***** Data lines *****
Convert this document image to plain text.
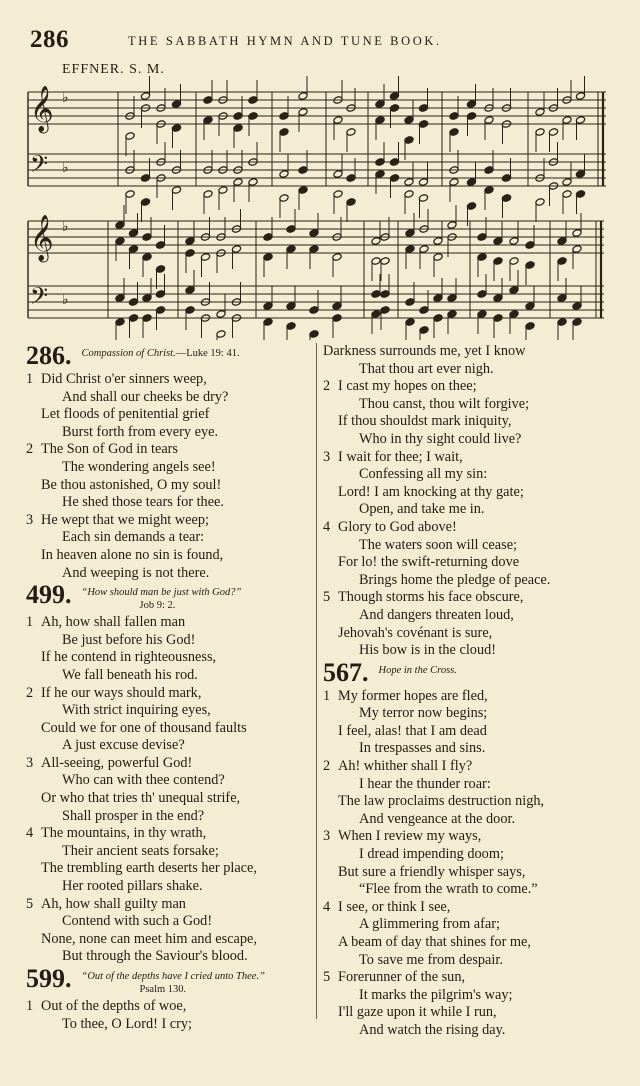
286	THE SABBATH HYMN AND TUNE BOOK.
EFFNER. S. M.
𝄞
𝄢
♭
♭
𝄞
𝄢
♭
♭
286. Compassion of Christ.—Luke 19: 41.
1 Did Christ o'er sinners weep,
And shall our cheeks be dry?
Let floods of penitential grief
Burst forth from every eye.
2 The Son of God in tears
The wondering angels see!
Be thou astonished, O my soul!
He shed those tears for thee.
3 He wept that we might weep;
Each sin demands a tear:
In heaven alone no sin is found,
And weeping is not there.
499. “How should man be just with God?”
Job 9: 2.
1 Ah, how shall fallen man
Be just before his God!
If he contend in righteousness,
We fall beneath his rod.
2 If he our ways should mark,
With strict inquiring eyes,
Could we for one of thousand faults
A just excuse devise?
3 All-seeing, powerful God!
Who can with thee contend?
Or who that tries th' unequal strife,
Shall prosper in the end?
4 The mountains, in thy wrath,
Their ancient seats forsake;
The trembling earth deserts her place,
Her rooted pillars shake.
5 Ah, how shall guilty man
Contend with such a God!
None, none can meet him and escape,
But through the Saviour's blood.
599. “Out of the depths have I cried unto Thee.”
Psalm 130.
1 Out of the depths of woe,
To thee, O Lord! I cry;
Darkness surrounds me, yet I know
That thou art ever nigh.
2 I cast my hopes on thee;
Thou canst, thou wilt forgive;
If thou shouldst mark iniquity,
Who in thy sight could live?
3 I wait for thee; I wait,
Confessing all my sin:
Lord! I am knocking at thy gate;
Open, and take me in.
4 Glory to God above!
The waters soon will cease;
For lo! the swift-returning dove
Brings home the pledge of peace.
5 Though storms his face obscure,
And dangers threaten loud,
Jehovah's covénant is sure,
His bow is in the cloud!
567. Hope in the Cross.
1 My former hopes are fled,
My terror now begins;
I feel, alas! that I am dead
In trespasses and sins.
2 Ah! whither shall I fly?
I hear the thunder roar:
The law proclaims destruction nigh,
And vengeance at the door.
3 When I review my ways,
I dread impending doom;
But sure a friendly whisper says,
“Flee from the wrath to come.”
4 I see, or think I see,
A glimmering from afar;
A beam of day that shines for me,
To save me from despair.
5 Forerunner of the sun,
It marks the pilgrim's way;
I'll gaze upon it while I run,
And watch the rising day.
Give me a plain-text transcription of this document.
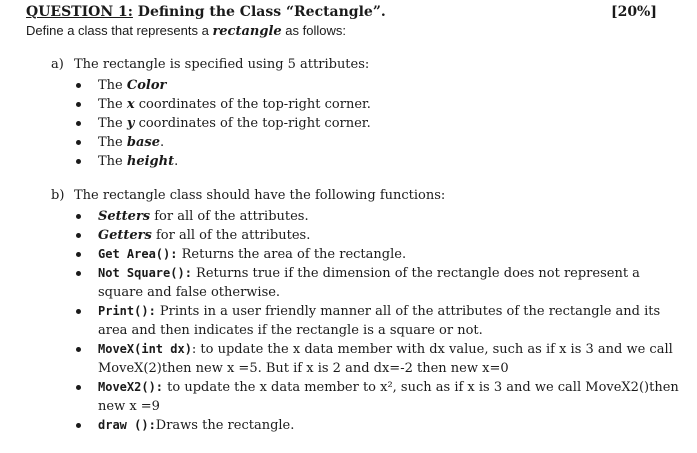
QUESTION 1: Defining the Class “Rectangle”.	[20%]
Define a class that represents a rectangle as follows:
a) The rectangle is specified using 5 attributes:
The Color
The x coordinates of the top-right corner.
The y coordinates of the top-right corner.
The base.
The height.
b) The rectangle class should have the following functions:
Setters for all of the attributes.
Getters for all of the attributes.
Get Area(): Returns the area of the rectangle.
Not Square(): Returns true if the dimension of the rectangle does not represent a square and false otherwise.
Print(): Prints in a user friendly manner all of the attributes of the rectangle and its area and then indicates if the rectangle is a square or not.
MoveX(int dx): to update the x data member with dx value, such as if x is 3 and we call MoveX(2)then new x =5. But if x is 2 and dx=-2 then new x=0
MoveX2(): to update the x data member to x², such as if x is 3 and we call MoveX2()then new x =9
draw ():Draws the rectangle.
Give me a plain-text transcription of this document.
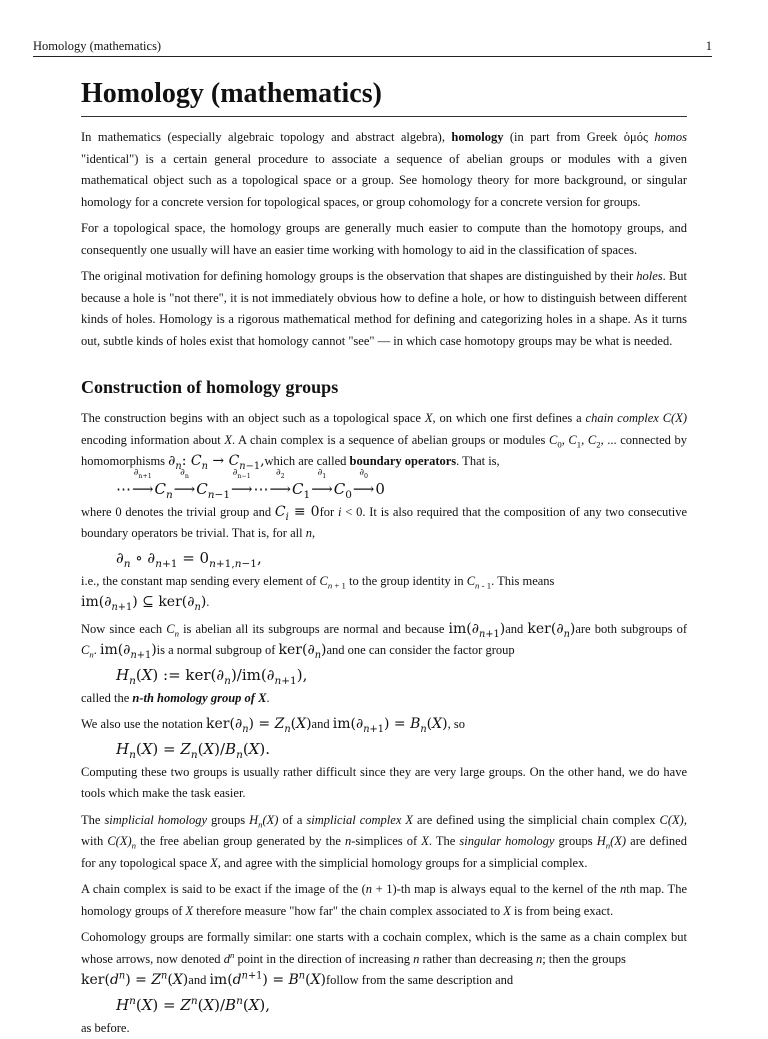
Homology (mathematics)	1
Homology (mathematics)

In mathematics (especially algebraic topology and abstract algebra), homology (in part from Greek ὁμός homos "identical") is a certain general procedure to associate a sequence of abelian groups or modules with a given mathematical object such as a topological space or a group. See homology theory for more background, or singular homology for a concrete version for topological spaces, or group cohomology for a concrete version for groups.

For a topological space, the homology groups are generally much easier to compute than the homotopy groups, and consequently one usually will have an easier time working with homology to aid in the classification of spaces.

The original motivation for defining homology groups is the observation that shapes are distinguished by their holes. But because a hole is "not there", it is not immediately obvious how to define a hole, or how to distinguish between different kinds of holes. Homology is a rigorous mathematical method for defining and categorizing holes in a shape. As it turns out, subtle kinds of holes exist that homology cannot "see" — in which case homotopy groups may be what is needed.

Construction of homology groups

The construction begins with an object such as a topological space X, on which one first defines a chain complex C(X) encoding information about X. A chain complex is a sequence of abelian groups or modules $C_0$, $C_1$, $C_2$, ... connected by homomorphisms $\partial_n$: $C_n$ → $C_{n-1},which$ are called boundary operators. That is,

⋯
$\partial_{n+1}$
$⟶C_n$
$\partial_n$
$⟶C_{n-1}$
$\partial_{n-1}$
⟶⋯
$\partial_2$
$⟶C_1$
$\partial_1$
$⟶C_0$
$\partial_0$
⟶0

where 0 denotes the trivial group and $C_i \equiv 0for$ i < 0. It is also required that the composition of any two consecutive boundary operators be trivial. That is, for all n,

$\partial_n$ ∘ $\partial_{n+1} = 0_{n+1,n-1}$,

i.e., the constant map sending every element of $C_{n + 1}$ to the group identity in $C_{n - 1}$. This means
$im(\partial_{n+1})$ ⊆ $ker(\partial_n)$.

Now since each $C_n$ is abelian all its subgroups are normal and because $im(\partial_{n+1})and$ $ker(\partial_n)are$ both subgroups of $C_n$. $im(\partial_{n+1})is$ a normal subgroup of $ker(\partial_n)and$ one can consider the factor group

$H_n(X)$ := $ker(\partial_n)/im(\partial_{n+1})$,

called the n-th homology group of X.

We also use the notation $ker(\partial_n) = Z_n(X)and$ $im(\partial_{n+1}) = B_n(X)$, so

$H_n(X) = Z_n(X)/B_n(X)$.

Computing these two groups is usually rather difficult since they are very large groups. On the other hand, we do have tools which make the task easier.

The simplicial homology groups $H_n(X)$ of a simplicial complex X are defined using the simplicial chain complex C(X), with $C(X)_n$ the free abelian group generated by the n-simplices of X. The singular homology groups $H_n(X)$ are defined for any topological space X, and agree with the simplicial homology groups for a simplicial complex.

A chain complex is said to be exact if the image of the (n + 1)-th map is always equal to the kernel of the nth map. The homology groups of X therefore measure "how far" the chain complex associated to X is from being exact.

Cohomology groups are formally similar: one starts with a cochain complex, which is the same as a chain complex but whose arrows, now denoted $d^n$ point in the direction of increasing n rather than decreasing n; then the groups
$ker(d^n) = Z^n(X)and$ $im(d^{n+1})$ = $B^n(X)follow$ from the same description and

$H^n(X) = Z^n(X)/B^n(X)$,

as before.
*****
Find every line in the records that contains the word "abelian"; copy those lines.

In mathematics (especially algebraic topology and abstract algebra), homology (in part from Greek ὁμός homos "identical") is a certain general procedure to associate a sequence of abelian groups or modules with a given mathematical object such as a topological space or a group. See homology theory for more background, or singular homology for a concrete version for topological spaces, or group cohomology for a concrete version for groups.
The construction begins with an object such as a topological space X, on which one first defines a chain complex C(X) encoding information about X. A chain complex is a sequence of abelian groups or modules $C_0$, $C_1$, $C_2$, ... connected by homomorphisms $\partial_n$: $C_n$ → $C_{n-1},which$ are called boundary operators. That is,
Now since each $C_n$ is abelian all its subgroups are normal and because $im(\partial_{n+1})and$ $ker(\partial_n)are$ both subgroups of $C_n$. $im(\partial_{n+1})is$ a normal subgroup of $ker(\partial_n)and$ one can consider the factor group
The simplicial homology groups $H_n(X)$ of a simplicial complex X are defined using the simplicial chain complex C(X), with $C(X)_n$ the free abelian group generated by the n-simplices of X. The singular homology groups $H_n(X)$ are defined for any topological space X, and agree with the simplicial homology groups for a simplicial complex.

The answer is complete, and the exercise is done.